* _GOAL_: Every record that follows must be duplicated exactly, with images left out.

(Chart and figure data)
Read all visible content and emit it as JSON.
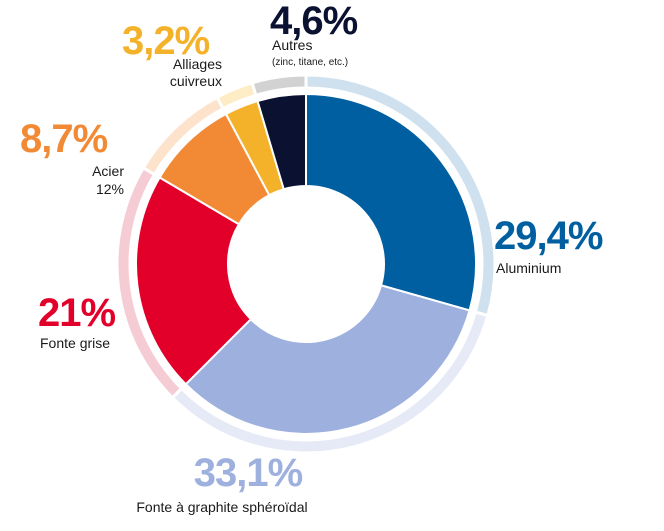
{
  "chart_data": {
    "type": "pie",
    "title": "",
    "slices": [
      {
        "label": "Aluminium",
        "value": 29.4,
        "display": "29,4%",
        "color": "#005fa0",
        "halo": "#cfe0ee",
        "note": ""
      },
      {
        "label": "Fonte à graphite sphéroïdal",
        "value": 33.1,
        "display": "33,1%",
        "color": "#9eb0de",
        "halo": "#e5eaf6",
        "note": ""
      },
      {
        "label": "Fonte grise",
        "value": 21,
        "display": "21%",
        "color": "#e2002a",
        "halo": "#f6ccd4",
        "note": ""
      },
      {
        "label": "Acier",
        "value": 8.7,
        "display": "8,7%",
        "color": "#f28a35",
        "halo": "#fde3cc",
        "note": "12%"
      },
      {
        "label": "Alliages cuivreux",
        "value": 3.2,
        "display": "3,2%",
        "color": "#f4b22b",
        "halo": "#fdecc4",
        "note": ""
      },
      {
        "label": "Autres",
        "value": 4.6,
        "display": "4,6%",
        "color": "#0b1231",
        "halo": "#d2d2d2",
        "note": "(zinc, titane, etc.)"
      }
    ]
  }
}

* _RESPONSE BELOW_:
Read all visible content and emit it as JSON.
{
  "chart_data": {
    "type": "pie",
    "title": "",
    "slices": [
      {
        "label": "Aluminium",
        "value": 29.4,
        "display": "29,4%",
        "color": "#005fa0",
        "halo": "#cfe0ee",
        "note": ""
      },
      {
        "label": "Fonte à graphite sphéroïdal",
        "value": 33.1,
        "display": "33,1%",
        "color": "#9eb0de",
        "halo": "#e5eaf6",
        "note": ""
      },
      {
        "label": "Fonte grise",
        "value": 21,
        "display": "21%",
        "color": "#e2002a",
        "halo": "#f6ccd4",
        "note": ""
      },
      {
        "label": "Acier",
        "value": 8.7,
        "display": "8,7%",
        "color": "#f28a35",
        "halo": "#fde3cc",
        "note": "12%"
      },
      {
        "label": "Alliages cuivreux",
        "value": 3.2,
        "display": "3,2%",
        "color": "#f4b22b",
        "halo": "#fdecc4",
        "note": ""
      },
      {
        "label": "Autres",
        "value": 4.6,
        "display": "4,6%",
        "color": "#0b1231",
        "halo": "#d2d2d2",
        "note": "(zinc, titane, etc.)"
      }
    ]
  }
}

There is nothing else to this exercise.